▸ What the task asks
In the listing below, change every "table-row" to "data-row" and leave everything else as it is. Begin at the line that has "- cell-info-id: 74: [119, 155, 210, 180]", stop after the line that has "- cell-info-id: 77: [119, 83, 210, 108]", and give back only those lines.

━━━ Records supplied ━━━

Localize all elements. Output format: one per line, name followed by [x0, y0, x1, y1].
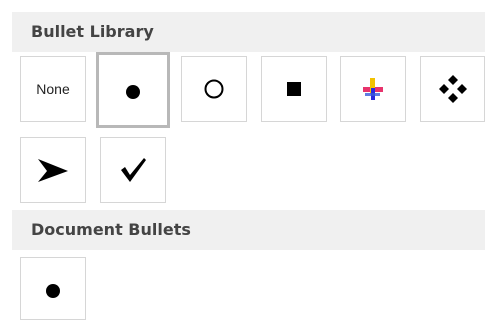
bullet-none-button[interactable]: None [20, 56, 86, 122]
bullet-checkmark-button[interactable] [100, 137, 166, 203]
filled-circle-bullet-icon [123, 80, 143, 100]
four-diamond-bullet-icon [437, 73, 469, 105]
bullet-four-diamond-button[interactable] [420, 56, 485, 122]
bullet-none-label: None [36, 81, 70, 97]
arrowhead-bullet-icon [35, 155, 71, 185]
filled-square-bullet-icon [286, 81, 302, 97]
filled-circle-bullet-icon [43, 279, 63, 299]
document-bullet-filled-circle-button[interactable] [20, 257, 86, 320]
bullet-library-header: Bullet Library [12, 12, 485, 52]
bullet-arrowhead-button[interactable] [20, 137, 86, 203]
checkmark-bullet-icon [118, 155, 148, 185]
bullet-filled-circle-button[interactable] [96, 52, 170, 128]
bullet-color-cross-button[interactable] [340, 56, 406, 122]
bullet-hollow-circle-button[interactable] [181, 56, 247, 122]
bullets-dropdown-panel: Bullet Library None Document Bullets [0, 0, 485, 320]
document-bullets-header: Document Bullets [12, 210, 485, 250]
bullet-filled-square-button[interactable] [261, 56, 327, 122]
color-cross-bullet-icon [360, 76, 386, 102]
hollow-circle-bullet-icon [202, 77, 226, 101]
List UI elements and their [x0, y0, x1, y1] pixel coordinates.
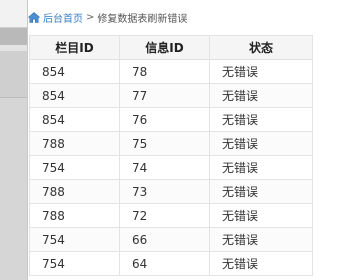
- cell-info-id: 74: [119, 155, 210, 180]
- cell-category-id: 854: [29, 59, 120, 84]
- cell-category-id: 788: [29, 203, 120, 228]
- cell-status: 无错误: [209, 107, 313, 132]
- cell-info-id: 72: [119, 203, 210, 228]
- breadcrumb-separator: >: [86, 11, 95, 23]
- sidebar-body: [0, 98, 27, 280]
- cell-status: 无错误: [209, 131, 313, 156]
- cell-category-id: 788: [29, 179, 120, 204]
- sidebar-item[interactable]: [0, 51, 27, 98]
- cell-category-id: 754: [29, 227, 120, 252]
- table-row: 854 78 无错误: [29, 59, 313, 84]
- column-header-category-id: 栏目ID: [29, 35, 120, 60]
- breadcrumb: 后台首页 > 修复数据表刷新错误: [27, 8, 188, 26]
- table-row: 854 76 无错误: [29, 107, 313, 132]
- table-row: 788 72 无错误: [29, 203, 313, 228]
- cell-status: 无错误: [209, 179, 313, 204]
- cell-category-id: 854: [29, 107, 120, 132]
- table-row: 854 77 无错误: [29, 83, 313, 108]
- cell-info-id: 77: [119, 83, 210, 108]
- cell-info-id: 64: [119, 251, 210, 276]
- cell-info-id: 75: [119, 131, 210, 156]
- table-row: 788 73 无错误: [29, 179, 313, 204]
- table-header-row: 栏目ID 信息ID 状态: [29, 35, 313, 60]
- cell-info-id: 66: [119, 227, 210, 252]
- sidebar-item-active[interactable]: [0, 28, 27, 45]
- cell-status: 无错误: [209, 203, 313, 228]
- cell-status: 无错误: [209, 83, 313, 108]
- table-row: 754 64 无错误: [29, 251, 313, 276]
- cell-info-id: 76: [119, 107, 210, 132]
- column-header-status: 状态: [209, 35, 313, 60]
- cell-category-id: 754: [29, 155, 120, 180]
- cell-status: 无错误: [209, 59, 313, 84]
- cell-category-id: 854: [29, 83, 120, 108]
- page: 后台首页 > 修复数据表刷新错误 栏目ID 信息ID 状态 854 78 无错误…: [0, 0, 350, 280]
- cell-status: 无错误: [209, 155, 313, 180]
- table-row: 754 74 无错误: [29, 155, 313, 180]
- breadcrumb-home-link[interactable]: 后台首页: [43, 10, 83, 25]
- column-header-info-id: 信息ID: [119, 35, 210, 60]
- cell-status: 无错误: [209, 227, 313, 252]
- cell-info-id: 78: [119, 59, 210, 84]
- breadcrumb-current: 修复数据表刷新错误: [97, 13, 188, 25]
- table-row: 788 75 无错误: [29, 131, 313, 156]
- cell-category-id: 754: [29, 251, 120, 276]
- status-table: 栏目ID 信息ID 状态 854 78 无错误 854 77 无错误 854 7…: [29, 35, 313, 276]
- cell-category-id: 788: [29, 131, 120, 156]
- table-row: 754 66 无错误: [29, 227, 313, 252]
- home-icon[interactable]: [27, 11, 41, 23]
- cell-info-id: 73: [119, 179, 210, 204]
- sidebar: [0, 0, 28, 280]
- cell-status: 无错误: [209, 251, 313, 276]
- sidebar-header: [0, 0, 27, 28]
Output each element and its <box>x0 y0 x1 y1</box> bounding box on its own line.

━━━
━━━ Records supplied ━━━

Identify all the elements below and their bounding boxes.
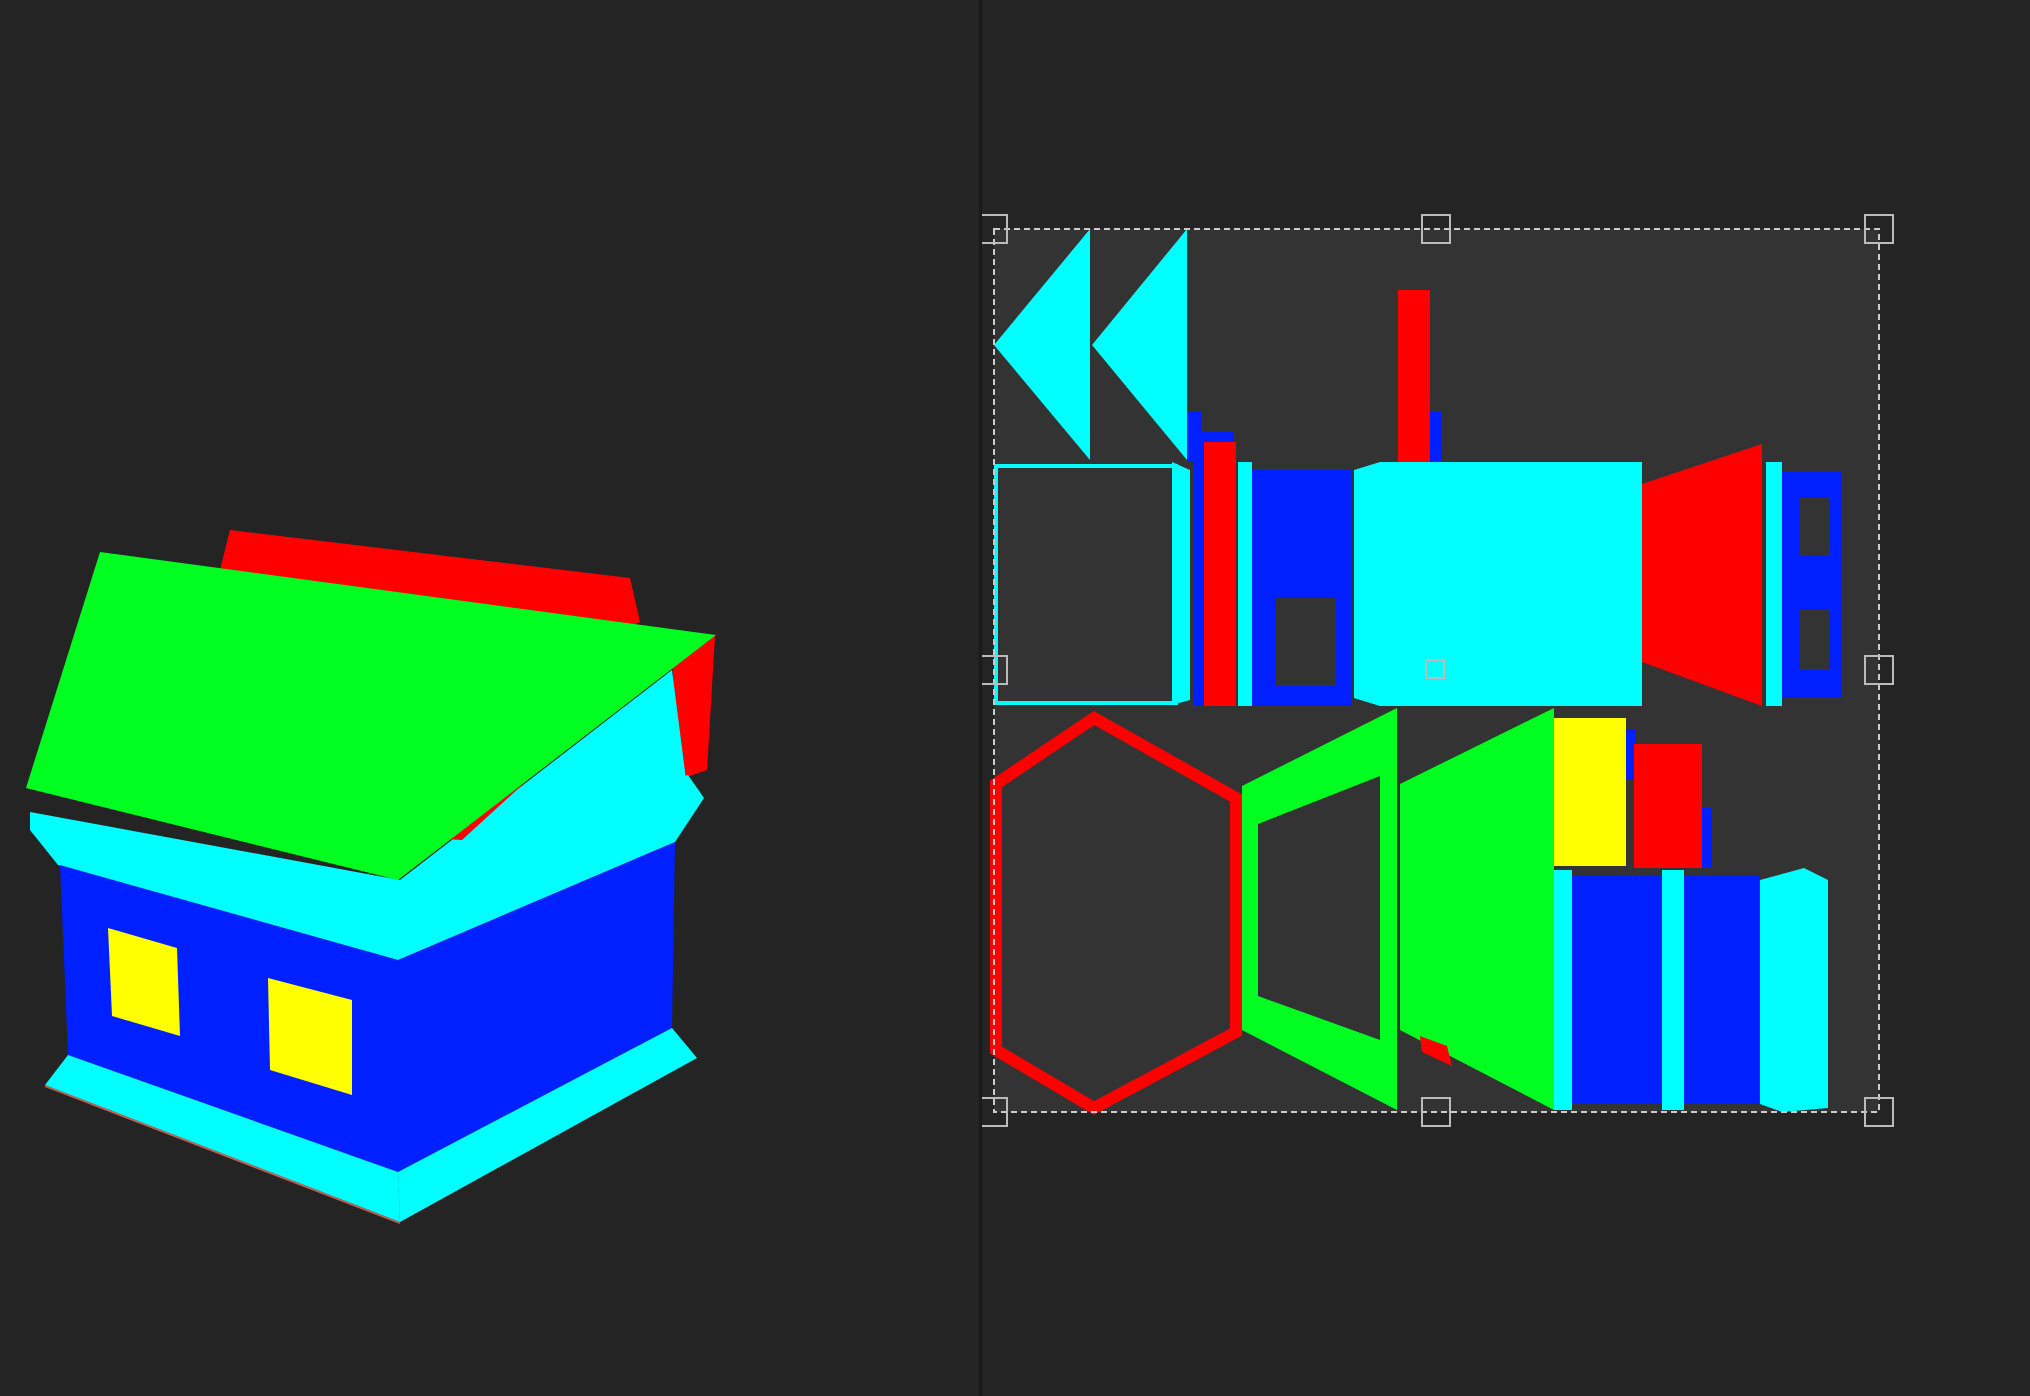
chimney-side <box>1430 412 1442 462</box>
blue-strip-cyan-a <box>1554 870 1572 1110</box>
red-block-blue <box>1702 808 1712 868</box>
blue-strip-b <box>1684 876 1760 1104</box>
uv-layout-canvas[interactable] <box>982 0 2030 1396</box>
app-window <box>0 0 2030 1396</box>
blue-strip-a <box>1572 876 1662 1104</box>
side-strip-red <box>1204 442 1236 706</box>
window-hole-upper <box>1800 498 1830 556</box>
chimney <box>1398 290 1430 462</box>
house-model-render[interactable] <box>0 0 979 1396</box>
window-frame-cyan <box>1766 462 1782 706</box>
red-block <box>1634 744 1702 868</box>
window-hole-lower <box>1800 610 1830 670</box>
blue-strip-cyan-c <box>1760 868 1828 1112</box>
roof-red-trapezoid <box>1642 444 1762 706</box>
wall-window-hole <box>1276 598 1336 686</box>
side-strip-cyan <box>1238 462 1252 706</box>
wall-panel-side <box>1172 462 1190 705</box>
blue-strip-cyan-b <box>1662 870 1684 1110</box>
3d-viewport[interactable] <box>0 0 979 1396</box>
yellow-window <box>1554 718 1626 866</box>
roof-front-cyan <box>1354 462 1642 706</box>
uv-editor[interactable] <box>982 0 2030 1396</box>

━━━

▸ The output
- cell-info-id: 74: [119, 155, 210, 180]
- cell-category-id: 854: [29, 59, 120, 84]
- cell-category-id: 788: [29, 203, 120, 228]
- cell-status: 无错误: [209, 107, 313, 132]
- cell-info-id: 72: [119, 203, 210, 228]
- breadcrumb-separator: >: [86, 11, 95, 23]
- sidebar-body: [0, 98, 27, 280]
- cell-status: 无错误: [209, 131, 313, 156]
- cell-category-id: 788: [29, 179, 120, 204]
- sidebar-item[interactable]: [0, 51, 27, 98]
- cell-category-id: 754: [29, 227, 120, 252]
- data-row: 854 78 无错误: [29, 59, 313, 84]
- column-header-category-id: 栏目ID: [29, 35, 120, 60]
- breadcrumb: 后台首页 > 修复数据表刷新错误: [27, 8, 188, 26]
- data-row: 854 76 无错误: [29, 107, 313, 132]
- data-row: 788 72 无错误: [29, 203, 313, 228]
- cell-status: 无错误: [209, 179, 313, 204]
- cell-category-id: 854: [29, 107, 120, 132]
- data-row: 854 77 无错误: [29, 83, 313, 108]
- cell-info-id: 77: [119, 83, 210, 108]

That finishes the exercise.